Determine the number of lines where "стороны" occurs and reply with that number by itself.
:::
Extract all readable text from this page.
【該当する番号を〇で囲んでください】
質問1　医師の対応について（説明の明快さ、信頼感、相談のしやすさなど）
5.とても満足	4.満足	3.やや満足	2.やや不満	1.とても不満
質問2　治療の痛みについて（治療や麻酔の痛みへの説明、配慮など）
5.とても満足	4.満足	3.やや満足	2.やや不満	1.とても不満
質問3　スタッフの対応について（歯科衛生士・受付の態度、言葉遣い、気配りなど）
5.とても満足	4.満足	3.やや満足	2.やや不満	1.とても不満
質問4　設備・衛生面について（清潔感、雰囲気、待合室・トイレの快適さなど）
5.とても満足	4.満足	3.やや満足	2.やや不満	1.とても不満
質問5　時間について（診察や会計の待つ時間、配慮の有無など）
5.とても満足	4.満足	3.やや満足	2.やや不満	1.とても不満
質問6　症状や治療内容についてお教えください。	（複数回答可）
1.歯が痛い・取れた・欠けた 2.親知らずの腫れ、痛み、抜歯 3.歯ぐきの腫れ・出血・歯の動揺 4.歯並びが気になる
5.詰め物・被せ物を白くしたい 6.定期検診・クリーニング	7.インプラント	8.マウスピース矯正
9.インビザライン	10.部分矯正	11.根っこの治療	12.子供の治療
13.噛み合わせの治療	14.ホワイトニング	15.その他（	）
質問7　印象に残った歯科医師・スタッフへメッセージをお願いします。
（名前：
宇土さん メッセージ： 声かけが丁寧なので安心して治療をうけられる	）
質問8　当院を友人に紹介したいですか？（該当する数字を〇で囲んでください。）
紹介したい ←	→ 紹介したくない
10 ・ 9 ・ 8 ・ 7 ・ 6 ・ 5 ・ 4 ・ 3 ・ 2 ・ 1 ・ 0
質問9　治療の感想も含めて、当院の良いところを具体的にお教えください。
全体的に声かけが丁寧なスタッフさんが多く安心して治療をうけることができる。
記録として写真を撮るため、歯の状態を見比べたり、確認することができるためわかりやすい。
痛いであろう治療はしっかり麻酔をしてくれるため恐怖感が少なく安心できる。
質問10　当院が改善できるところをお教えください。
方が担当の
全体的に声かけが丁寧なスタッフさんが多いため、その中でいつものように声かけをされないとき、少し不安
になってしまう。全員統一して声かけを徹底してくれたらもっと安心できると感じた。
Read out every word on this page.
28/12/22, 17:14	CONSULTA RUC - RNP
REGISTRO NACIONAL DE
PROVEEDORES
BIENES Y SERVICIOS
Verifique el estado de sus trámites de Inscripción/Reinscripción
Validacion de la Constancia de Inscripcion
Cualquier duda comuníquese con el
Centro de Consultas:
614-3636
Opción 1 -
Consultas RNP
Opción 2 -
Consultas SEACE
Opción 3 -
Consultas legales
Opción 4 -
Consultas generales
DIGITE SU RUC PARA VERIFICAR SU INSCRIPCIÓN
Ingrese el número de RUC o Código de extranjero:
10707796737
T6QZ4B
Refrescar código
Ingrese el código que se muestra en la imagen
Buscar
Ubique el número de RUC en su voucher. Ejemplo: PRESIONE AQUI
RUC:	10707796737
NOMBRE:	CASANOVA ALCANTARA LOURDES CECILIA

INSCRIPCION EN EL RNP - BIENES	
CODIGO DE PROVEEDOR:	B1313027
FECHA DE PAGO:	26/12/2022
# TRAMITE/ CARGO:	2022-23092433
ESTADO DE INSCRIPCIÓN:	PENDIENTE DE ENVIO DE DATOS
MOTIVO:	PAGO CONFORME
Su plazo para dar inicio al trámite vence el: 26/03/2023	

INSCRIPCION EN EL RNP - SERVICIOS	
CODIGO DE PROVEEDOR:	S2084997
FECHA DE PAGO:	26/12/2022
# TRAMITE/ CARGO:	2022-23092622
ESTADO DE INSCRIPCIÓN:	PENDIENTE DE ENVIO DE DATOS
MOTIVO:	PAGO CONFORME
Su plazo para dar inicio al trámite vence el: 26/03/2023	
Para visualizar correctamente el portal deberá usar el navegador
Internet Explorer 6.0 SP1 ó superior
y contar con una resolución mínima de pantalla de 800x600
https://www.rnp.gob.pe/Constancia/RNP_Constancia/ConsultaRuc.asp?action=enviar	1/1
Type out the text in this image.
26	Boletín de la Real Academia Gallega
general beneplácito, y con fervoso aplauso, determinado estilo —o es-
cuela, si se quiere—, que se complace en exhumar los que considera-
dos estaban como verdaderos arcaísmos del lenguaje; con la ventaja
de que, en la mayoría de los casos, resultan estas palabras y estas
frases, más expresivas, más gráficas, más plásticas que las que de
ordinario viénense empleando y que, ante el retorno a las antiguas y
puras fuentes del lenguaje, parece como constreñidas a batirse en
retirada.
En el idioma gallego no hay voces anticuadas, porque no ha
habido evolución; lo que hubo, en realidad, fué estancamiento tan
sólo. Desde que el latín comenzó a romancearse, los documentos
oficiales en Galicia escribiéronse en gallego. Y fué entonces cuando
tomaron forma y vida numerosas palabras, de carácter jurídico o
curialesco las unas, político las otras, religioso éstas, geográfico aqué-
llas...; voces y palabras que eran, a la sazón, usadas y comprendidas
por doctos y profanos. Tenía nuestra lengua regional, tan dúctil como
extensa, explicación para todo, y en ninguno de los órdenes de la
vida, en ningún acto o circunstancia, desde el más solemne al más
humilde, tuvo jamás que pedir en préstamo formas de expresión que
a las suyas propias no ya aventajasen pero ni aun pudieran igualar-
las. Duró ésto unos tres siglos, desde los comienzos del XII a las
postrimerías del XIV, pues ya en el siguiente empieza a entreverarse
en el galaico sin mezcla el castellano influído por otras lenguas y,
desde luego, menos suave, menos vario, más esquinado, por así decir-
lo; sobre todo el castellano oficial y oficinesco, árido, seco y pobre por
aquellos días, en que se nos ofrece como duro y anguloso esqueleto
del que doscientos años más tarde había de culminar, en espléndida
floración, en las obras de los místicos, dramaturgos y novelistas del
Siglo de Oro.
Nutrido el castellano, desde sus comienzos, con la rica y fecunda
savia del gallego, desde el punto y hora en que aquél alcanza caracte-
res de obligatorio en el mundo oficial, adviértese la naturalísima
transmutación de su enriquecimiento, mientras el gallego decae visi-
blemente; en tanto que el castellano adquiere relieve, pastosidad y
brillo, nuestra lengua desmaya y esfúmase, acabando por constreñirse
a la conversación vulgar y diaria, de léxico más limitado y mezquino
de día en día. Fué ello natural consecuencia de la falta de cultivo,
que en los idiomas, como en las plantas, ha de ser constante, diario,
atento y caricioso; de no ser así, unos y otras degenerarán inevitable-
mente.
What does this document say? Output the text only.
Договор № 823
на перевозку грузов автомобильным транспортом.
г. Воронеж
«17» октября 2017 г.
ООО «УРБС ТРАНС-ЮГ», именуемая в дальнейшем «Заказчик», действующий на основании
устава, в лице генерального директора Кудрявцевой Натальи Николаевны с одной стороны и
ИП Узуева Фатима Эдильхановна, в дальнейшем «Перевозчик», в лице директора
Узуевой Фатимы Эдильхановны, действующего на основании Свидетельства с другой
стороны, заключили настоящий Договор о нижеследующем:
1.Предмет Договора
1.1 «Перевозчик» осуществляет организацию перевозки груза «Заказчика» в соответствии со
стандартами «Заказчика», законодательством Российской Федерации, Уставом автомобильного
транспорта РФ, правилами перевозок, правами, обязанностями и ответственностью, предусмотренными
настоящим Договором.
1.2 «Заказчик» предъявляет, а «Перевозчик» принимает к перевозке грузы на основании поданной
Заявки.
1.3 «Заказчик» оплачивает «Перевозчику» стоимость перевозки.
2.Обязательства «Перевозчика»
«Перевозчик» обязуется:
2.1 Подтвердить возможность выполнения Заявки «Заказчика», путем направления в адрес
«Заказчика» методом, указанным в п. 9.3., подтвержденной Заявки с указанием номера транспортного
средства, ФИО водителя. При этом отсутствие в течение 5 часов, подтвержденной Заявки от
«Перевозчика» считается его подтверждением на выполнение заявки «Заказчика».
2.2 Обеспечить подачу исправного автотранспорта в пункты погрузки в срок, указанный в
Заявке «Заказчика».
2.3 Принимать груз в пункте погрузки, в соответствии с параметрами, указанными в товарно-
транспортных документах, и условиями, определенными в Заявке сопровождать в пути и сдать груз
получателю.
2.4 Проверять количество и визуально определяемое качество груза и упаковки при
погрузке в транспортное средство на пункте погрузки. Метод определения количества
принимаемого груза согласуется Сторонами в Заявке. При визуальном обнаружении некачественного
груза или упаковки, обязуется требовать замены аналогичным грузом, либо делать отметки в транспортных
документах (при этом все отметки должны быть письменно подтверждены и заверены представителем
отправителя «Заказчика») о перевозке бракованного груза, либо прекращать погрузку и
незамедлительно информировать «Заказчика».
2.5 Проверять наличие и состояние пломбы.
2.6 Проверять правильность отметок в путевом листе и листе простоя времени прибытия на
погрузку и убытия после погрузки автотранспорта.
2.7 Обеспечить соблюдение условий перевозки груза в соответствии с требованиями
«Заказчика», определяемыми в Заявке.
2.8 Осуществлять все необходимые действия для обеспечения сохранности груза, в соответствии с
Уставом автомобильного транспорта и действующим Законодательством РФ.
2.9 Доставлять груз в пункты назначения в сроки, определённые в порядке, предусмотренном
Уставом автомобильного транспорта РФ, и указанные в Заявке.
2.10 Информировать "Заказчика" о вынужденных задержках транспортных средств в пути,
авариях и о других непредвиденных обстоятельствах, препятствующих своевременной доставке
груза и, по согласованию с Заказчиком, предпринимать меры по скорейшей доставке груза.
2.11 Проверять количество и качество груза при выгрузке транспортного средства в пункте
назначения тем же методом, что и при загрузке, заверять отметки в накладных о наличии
:::
--- Task result ---
2